YOUR GOAL:
Filter these entries so that only lines with the word "Interests" remain.
※
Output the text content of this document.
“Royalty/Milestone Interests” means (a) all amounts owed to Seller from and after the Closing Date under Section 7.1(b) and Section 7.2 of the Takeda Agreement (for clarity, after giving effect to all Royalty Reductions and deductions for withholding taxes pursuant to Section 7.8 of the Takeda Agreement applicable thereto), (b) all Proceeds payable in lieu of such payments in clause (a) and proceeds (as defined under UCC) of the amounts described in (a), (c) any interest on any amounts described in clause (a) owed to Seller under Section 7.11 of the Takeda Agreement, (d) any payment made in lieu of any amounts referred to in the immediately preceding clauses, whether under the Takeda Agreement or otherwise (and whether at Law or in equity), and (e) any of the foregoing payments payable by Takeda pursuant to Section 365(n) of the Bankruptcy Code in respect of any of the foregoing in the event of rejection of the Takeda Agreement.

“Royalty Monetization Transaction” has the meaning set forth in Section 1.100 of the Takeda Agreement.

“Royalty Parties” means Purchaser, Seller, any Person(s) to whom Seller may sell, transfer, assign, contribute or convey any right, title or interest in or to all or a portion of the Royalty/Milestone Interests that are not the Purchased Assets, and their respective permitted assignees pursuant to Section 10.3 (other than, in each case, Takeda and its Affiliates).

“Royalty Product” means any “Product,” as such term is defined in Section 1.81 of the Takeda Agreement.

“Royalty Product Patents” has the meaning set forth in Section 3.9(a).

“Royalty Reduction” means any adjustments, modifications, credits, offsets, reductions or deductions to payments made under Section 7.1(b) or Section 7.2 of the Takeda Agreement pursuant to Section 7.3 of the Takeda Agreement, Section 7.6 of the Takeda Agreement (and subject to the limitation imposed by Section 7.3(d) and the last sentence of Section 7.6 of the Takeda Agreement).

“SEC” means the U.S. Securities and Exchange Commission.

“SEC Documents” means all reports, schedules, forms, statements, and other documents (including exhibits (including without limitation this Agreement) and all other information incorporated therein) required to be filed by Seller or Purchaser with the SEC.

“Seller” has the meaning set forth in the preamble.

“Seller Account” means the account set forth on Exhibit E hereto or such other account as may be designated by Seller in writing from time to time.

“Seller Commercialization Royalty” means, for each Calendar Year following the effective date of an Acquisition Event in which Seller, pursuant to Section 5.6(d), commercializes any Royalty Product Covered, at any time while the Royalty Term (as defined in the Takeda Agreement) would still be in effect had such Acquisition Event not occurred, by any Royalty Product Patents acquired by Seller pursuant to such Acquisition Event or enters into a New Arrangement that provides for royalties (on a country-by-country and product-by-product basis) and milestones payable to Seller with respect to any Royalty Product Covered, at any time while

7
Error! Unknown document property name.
※
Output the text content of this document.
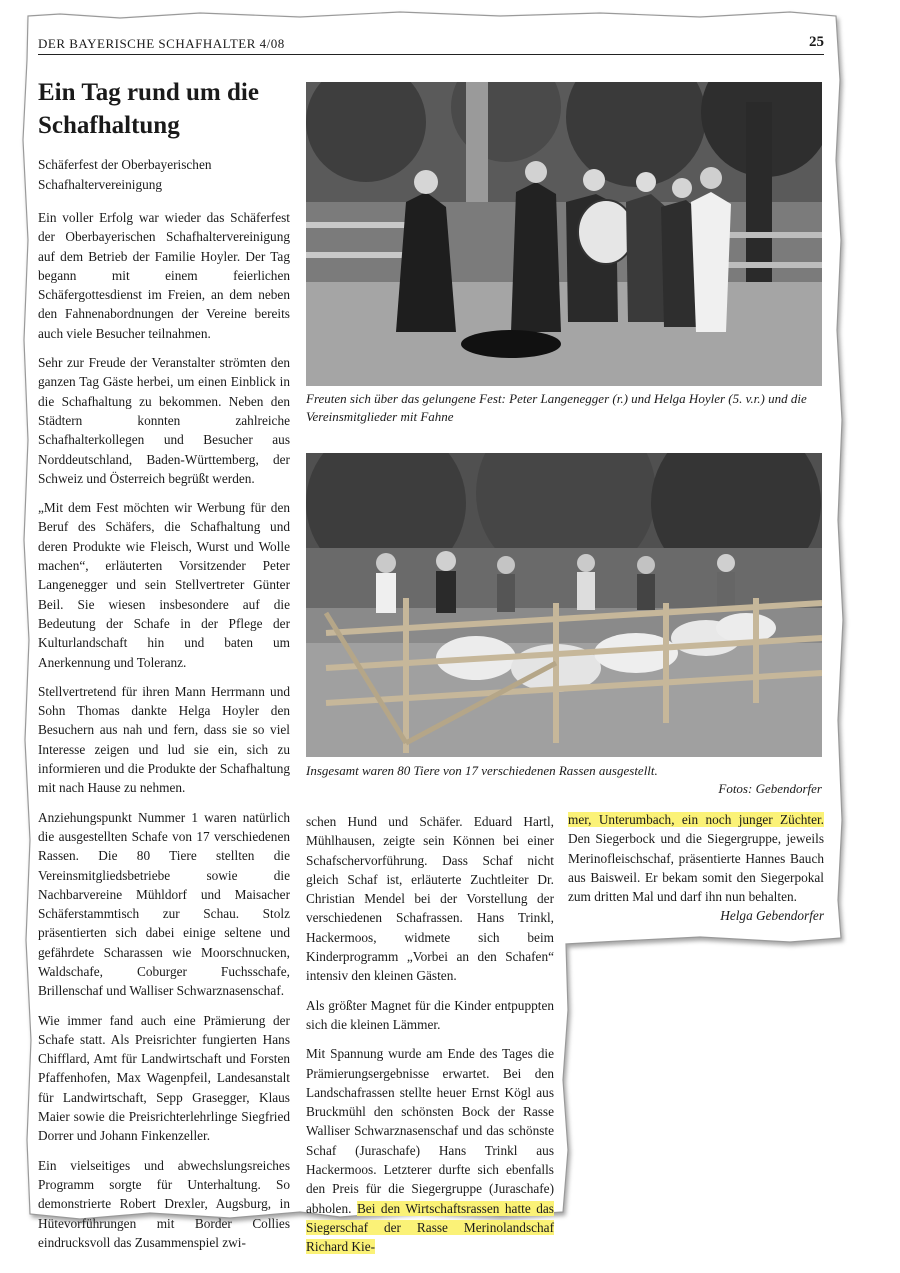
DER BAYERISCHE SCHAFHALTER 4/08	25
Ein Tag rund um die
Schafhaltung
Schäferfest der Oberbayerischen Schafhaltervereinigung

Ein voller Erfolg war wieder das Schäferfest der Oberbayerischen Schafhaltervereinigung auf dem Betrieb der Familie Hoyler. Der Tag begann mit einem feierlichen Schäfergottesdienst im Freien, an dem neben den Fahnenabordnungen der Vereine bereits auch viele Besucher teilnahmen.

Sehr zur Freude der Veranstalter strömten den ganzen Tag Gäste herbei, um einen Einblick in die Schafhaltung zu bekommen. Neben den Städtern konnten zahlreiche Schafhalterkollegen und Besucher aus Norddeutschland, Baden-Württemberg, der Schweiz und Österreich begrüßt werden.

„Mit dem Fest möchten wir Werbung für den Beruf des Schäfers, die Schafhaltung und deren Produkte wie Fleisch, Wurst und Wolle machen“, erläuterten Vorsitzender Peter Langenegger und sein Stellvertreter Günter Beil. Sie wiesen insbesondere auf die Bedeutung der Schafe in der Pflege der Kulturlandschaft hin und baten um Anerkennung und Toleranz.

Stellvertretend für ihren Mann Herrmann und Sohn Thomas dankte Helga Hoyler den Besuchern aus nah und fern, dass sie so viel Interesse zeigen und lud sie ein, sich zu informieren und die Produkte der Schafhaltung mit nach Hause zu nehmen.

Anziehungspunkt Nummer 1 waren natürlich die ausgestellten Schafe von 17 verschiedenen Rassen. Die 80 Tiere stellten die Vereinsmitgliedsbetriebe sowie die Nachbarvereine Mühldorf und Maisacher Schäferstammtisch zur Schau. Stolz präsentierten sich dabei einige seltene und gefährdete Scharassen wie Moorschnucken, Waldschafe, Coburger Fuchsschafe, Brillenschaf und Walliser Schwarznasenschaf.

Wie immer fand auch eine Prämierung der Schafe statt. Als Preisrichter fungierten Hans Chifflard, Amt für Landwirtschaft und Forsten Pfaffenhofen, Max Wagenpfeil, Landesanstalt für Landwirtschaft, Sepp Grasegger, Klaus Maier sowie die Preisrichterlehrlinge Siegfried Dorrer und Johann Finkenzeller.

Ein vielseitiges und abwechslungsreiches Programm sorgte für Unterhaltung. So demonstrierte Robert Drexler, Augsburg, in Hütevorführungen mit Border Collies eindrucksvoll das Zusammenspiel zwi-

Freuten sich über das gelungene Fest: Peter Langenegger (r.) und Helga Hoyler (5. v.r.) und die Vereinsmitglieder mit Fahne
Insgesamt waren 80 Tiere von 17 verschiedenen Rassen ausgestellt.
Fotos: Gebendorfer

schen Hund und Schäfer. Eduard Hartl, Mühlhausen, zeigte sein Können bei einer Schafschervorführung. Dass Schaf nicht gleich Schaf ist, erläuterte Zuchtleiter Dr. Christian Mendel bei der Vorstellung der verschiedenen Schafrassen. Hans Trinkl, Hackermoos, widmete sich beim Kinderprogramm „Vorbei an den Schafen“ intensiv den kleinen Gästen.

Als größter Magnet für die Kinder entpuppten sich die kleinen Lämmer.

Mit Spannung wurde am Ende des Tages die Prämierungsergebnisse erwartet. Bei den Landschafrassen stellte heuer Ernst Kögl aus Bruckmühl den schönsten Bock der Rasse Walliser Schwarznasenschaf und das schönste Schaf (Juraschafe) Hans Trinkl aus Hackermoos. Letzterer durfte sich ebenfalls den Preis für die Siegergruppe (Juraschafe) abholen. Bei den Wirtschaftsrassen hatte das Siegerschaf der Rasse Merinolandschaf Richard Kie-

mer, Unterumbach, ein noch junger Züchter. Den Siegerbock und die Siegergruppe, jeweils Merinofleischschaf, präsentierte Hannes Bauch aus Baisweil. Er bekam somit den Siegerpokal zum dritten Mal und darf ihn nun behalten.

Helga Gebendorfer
※
RESULT BELOW:
“Royalty/Milestone Interests” means (a) all amounts owed to Seller from and after the Closing Date under Section 7.1(b) and Section 7.2 of the Takeda Agreement (for clarity, after giving effect to all Royalty Reductions and deductions for withholding taxes pursuant to Section 7.8 of the Takeda Agreement applicable thereto), (b) all Proceeds payable in lieu of such payments in clause (a) and proceeds (as defined under UCC) of the amounts described in (a), (c) any interest on any amounts described in clause (a) owed to Seller under Section 7.11 of the Takeda Agreement, (d) any payment made in lieu of any amounts referred to in the immediately preceding clauses, whether under the Takeda Agreement or otherwise (and whether at Law or in equity), and (e) any of the foregoing payments payable by Takeda pursuant to Section 365(n) of the Bankruptcy Code in respect of any of the foregoing in the event of rejection of the Takeda Agreement.
“Royalty Parties” means Purchaser, Seller, any Person(s) to whom Seller may sell, transfer, assign, contribute or convey any right, title or interest in or to all or a portion of the Royalty/Milestone Interests that are not the Purchased Assets, and their respective permitted assignees pursuant to Section 10.3 (other than, in each case, Takeda and its Affiliates).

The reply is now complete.